Records excerpted from a collection:

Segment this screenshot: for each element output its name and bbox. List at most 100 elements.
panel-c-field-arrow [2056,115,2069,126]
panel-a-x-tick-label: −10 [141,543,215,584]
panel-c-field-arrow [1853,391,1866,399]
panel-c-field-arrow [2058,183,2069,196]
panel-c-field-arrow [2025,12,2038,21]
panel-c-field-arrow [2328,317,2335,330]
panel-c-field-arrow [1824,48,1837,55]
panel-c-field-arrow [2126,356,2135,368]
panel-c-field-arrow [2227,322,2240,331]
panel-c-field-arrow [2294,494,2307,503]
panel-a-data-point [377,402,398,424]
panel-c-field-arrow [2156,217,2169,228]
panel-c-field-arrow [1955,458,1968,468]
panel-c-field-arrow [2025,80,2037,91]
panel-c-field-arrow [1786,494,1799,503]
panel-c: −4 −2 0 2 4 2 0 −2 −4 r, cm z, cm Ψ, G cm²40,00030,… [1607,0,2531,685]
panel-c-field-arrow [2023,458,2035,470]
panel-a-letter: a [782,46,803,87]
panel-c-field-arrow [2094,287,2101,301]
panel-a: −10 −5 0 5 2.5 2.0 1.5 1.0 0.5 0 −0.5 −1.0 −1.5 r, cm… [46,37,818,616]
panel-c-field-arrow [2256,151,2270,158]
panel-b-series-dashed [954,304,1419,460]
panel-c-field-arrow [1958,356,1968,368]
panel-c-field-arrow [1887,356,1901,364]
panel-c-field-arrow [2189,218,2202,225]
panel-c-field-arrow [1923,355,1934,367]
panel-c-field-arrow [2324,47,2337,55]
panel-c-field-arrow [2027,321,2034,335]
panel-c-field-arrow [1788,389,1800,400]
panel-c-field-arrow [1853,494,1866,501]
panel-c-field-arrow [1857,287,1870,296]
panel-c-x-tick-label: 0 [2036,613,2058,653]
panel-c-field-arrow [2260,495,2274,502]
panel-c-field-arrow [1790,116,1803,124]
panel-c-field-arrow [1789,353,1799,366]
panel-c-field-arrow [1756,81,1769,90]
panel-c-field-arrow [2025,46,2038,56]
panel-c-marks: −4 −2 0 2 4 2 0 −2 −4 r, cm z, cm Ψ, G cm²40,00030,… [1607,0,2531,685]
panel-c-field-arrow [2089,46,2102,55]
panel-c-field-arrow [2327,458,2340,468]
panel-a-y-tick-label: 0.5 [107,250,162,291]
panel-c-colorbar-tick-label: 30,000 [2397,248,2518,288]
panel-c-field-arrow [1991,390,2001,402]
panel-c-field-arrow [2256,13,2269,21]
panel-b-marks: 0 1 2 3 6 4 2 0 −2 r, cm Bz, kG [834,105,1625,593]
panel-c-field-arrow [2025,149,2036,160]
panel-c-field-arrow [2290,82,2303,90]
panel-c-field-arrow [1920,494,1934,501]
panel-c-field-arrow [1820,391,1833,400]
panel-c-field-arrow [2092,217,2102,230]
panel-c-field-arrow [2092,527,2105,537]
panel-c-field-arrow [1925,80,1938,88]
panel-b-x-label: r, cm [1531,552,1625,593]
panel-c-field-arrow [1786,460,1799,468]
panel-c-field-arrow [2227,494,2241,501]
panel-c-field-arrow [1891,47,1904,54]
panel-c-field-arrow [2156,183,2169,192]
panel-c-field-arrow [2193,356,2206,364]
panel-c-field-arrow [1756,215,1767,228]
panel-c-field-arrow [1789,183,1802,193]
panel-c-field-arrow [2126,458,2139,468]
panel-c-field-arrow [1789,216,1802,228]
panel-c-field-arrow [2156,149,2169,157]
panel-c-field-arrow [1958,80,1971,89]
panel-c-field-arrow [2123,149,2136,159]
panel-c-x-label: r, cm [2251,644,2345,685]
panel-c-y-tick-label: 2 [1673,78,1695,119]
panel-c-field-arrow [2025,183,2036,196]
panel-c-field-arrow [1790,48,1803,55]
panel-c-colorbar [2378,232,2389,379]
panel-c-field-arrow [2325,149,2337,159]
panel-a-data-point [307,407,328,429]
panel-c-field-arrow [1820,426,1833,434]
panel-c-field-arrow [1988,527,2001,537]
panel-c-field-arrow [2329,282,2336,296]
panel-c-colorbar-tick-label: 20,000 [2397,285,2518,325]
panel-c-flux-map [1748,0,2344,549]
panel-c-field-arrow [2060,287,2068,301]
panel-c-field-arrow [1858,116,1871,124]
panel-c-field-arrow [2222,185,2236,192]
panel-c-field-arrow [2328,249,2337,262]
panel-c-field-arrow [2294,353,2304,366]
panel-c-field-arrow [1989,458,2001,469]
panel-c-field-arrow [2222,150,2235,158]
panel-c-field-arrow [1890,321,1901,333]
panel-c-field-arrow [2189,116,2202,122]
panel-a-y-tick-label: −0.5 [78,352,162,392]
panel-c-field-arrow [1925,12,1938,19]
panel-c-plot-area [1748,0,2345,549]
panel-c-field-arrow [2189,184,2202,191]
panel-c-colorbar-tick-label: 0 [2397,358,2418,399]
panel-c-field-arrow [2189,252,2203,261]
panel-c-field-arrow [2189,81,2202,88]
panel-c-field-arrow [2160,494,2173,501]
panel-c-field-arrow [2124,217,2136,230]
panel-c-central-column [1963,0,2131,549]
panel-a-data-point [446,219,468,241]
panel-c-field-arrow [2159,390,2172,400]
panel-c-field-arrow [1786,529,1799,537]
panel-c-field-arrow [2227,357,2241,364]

Stated problem: Recast every line of the records above as a Markdown table with two columns, Row for the line's number and Entry for its text. Leave out any blank lines.

Reply to the exercise:
| Row | Entry |
|---|---|
| 1 | Segment this screenshot: for each element output its name and bbox. List at most 100 elements. |
| 2 | panel-c-field-arrow [2056,115,2069,126] |
| 3 | panel-a-x-tick-label: −10 [141,543,215,584] |
| 4 | panel-c-field-arrow [1853,391,1866,399] |
| 5 | panel-c-field-arrow [2058,183,2069,196] |
| 6 | panel-c-field-arrow [2025,12,2038,21] |
| 7 | panel-c-field-arrow [2328,317,2335,330] |
| 8 | panel-c-field-arrow [1824,48,1837,55] |
| 9 | panel-c-field-arrow [2126,356,2135,368] |
| 10 | panel-c-field-arrow [2227,322,2240,331] |
| 11 | panel-c-field-arrow [2294,494,2307,503] |
| 12 | panel-a-data-point [377,402,398,424] |
| 13 | panel-c-field-arrow [2156,217,2169,228] |
| 14 | panel-c-field-arrow [1955,458,1968,468] |
| 15 | panel-c-field-arrow [2025,80,2037,91] |
| 16 | panel-c-field-arrow [1786,494,1799,503] |
| 17 | panel-c: −4 −2 0 2 4 2 0 −2 −4 r, cm z, cm Ψ, G cm²40,00030,… [1607,0,2531,685] |
| 18 | panel-c-field-arrow [2023,458,2035,470] |
| 19 | panel-a-letter: a [782,46,803,87] |
| 20 | panel-c-field-arrow [2094,287,2101,301] |
| 21 | panel-a: −10 −5 0 5 2.5 2.0 1.5 1.0 0.5 0 −0.5 −1.0 −1.5 r, cm… [46,37,818,616] |
| 22 | panel-c-field-arrow [2256,151,2270,158] |
| 23 | panel-b-series-dashed [954,304,1419,460] |
| 24 | panel-c-field-arrow [1958,356,1968,368] |
| 25 | panel-c-field-arrow [1887,356,1901,364] |
| 26 | panel-c-field-arrow [2189,218,2202,225] |
| 27 | panel-c-field-arrow [1923,355,1934,367] |
| 28 | panel-c-field-arrow [2324,47,2337,55] |
| 29 | panel-c-field-arrow [2027,321,2034,335] |
| 30 | panel-c-field-arrow [1788,389,1800,400] |
| 31 | panel-c-field-arrow [1853,494,1866,501] |
| 32 | panel-c-field-arrow [1857,287,1870,296] |
| 33 | panel-c-x-tick-label: 0 [2036,613,2058,653] |
| 34 | panel-c-field-arrow [2260,495,2274,502] |
| 35 | panel-c-field-arrow [1790,116,1803,124] |
| 36 | panel-c-field-arrow [1789,353,1799,366] |
| 37 | panel-c-field-arrow [1756,81,1769,90] |
| 38 | panel-c-field-arrow [2025,46,2038,56] |
| 39 | panel-c-marks: −4 −2 0 2 4 2 0 −2 −4 r, cm z, cm Ψ, G cm²40,00030,… [1607,0,2531,685] |
| 40 | panel-c-field-arrow [2089,46,2102,55] |
| 41 | panel-c-field-arrow [2327,458,2340,468] |
| 42 | panel-a-y-tick-label: 0.5 [107,250,162,291] |
| 43 | panel-c-colorbar-tick-label: 30,000 [2397,248,2518,288] |
| 44 | panel-c-field-arrow [1991,390,2001,402] |
| 45 | panel-c-field-arrow [2256,13,2269,21] |
| 46 | panel-b-marks: 0 1 2 3 6 4 2 0 −2 r, cm Bz, kG [834,105,1625,593] |
| 47 | panel-c-field-arrow [2025,149,2036,160] |
| 48 | panel-c-field-arrow [2290,82,2303,90] |
| 49 | panel-c-field-arrow [1920,494,1934,501] |
| 50 | panel-c-field-arrow [1820,391,1833,400] |
| 51 | panel-c-field-arrow [2092,217,2102,230] |
| 52 | panel-c-field-arrow [2092,527,2105,537] |
| 53 | panel-c-field-arrow [1925,80,1938,88] |
| 54 | panel-b-x-label: r, cm [1531,552,1625,593] |
| 55 | panel-c-field-arrow [1786,460,1799,468] |
| 56 | panel-c-field-arrow [2227,494,2241,501] |
| 57 | panel-c-field-arrow [1891,47,1904,54] |
| 58 | panel-c-field-arrow [2156,183,2169,192] |
| 59 | panel-c-field-arrow [2193,356,2206,364] |
| 60 | panel-c-field-arrow [1756,215,1767,228] |
| 61 | panel-c-field-arrow [1789,183,1802,193] |
| 62 | panel-c-field-arrow [2126,458,2139,468] |
| 63 | panel-c-field-arrow [1789,216,1802,228] |
| 64 | panel-c-field-arrow [2156,149,2169,157] |
| 65 | panel-c-field-arrow [1958,80,1971,89] |
| 66 | panel-c-field-arrow [2123,149,2136,159] |
| 67 | panel-c-x-label: r, cm [2251,644,2345,685] |
| 68 | panel-c-y-tick-label: 2 [1673,78,1695,119] |
| 69 | panel-c-field-arrow [2025,183,2036,196] |
| 70 | panel-c-field-arrow [1790,48,1803,55] |
| 71 | panel-c-colorbar [2378,232,2389,379] |
| 72 | panel-c-field-arrow [2325,149,2337,159] |
| 73 | panel-a-data-point [307,407,328,429] |
| 74 | panel-c-field-arrow [1820,426,1833,434] |
| 75 | panel-c-field-arrow [1988,527,2001,537] |
| 76 | panel-c-field-arrow [2329,282,2336,296] |
| 77 | panel-c-colorbar-tick-label: 20,000 [2397,285,2518,325] |
| 78 | panel-c-flux-map [1748,0,2344,549] |
| 79 | panel-c-field-arrow [2060,287,2068,301] |
| 80 | panel-c-field-arrow [1858,116,1871,124] |
| 81 | panel-c-field-arrow [2222,185,2236,192] |
| 82 | panel-c-field-arrow [2328,249,2337,262] |
| 83 | panel-c-field-arrow [2294,353,2304,366] |
| 84 | panel-c-field-arrow [1989,458,2001,469] |
| 85 | panel-c-field-arrow [2222,150,2235,158] |
| 86 | panel-c-field-arrow [1890,321,1901,333] |
| 87 | panel-c-field-arrow [2189,116,2202,122] |
| 88 | panel-a-y-tick-label: −0.5 [78,352,162,392] |
| 89 | panel-c-field-arrow [1925,12,1938,19] |
| 90 | panel-c-plot-area [1748,0,2345,549] |
| 91 | panel-c-field-arrow [2189,184,2202,191] |
| 92 | panel-c-colorbar-tick-label: 0 [2397,358,2418,399] |
| 93 | panel-c-field-arrow [2189,252,2203,261] |
| 94 | panel-c-field-arrow [2189,81,2202,88] |
| 95 | panel-c-field-arrow [2160,494,2173,501] |
| 96 | panel-c-field-arrow [2124,217,2136,230] |
| 97 | panel-c-central-column [1963,0,2131,549] |
| 98 | panel-a-data-point [446,219,468,241] |
| 99 | panel-c-field-arrow [2159,390,2172,400] |
| 100 | panel-c-field-arrow [1786,529,1799,537] |
| 101 | panel-c-field-arrow [2227,357,2241,364] |